- [DIRECTIONS]:
Leave out the pictures and return every entry exactly as it appears.

* * *

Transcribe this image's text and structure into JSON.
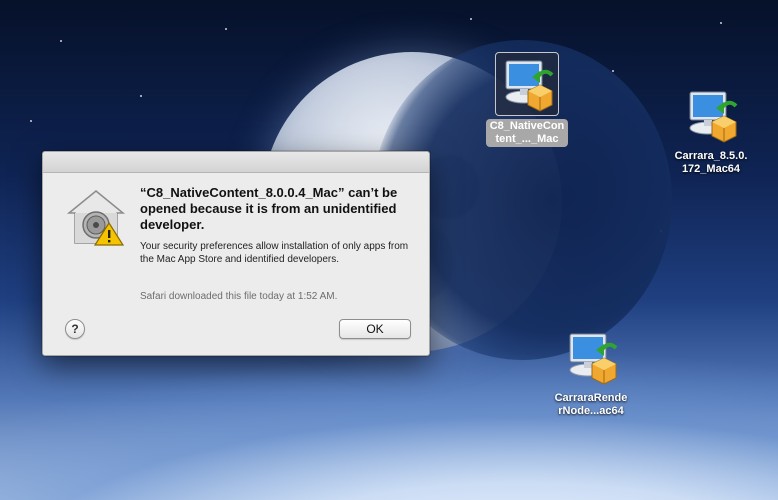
{
  "desktop": {
    "icons": [
      {
        "label": "C8_NativeCon\ntent_..._Mac",
        "selected": true
      },
      {
        "label": "Carrara_8.5.0.\n172_Mac64",
        "selected": false
      },
      {
        "label": "CarraraRende\nrNode...ac64",
        "selected": false
      }
    ]
  },
  "dialog": {
    "title": "“C8_NativeContent_8.0.0.4_Mac” can’t be opened because it is from an unidentified developer.",
    "message": "Your security preferences allow installation of only apps from the Mac App Store and identified developers.",
    "footnote": "Safari downloaded this file today at 1:52 AM.",
    "help_label": "?",
    "ok_label": "OK"
  },
  "colors": {
    "dialog_background": "#ececec",
    "warning_yellow": "#f5c400"
  }
}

* * *

- [REPLY TO THE EXERCISE]:
Transcribe this image's text and structure into JSON.
{
  "desktop": {
    "icons": [
      {
        "label": "C8_NativeCon\ntent_..._Mac",
        "selected": true
      },
      {
        "label": "Carrara_8.5.0.\n172_Mac64",
        "selected": false
      },
      {
        "label": "CarraraRende\nrNode...ac64",
        "selected": false
      }
    ]
  },
  "dialog": {
    "title": "“C8_NativeContent_8.0.0.4_Mac” can’t be opened because it is from an unidentified developer.",
    "message": "Your security preferences allow installation of only apps from the Mac App Store and identified developers.",
    "footnote": "Safari downloaded this file today at 1:52 AM.",
    "help_label": "?",
    "ok_label": "OK"
  },
  "colors": {
    "dialog_background": "#ececec",
    "warning_yellow": "#f5c400"
  }
}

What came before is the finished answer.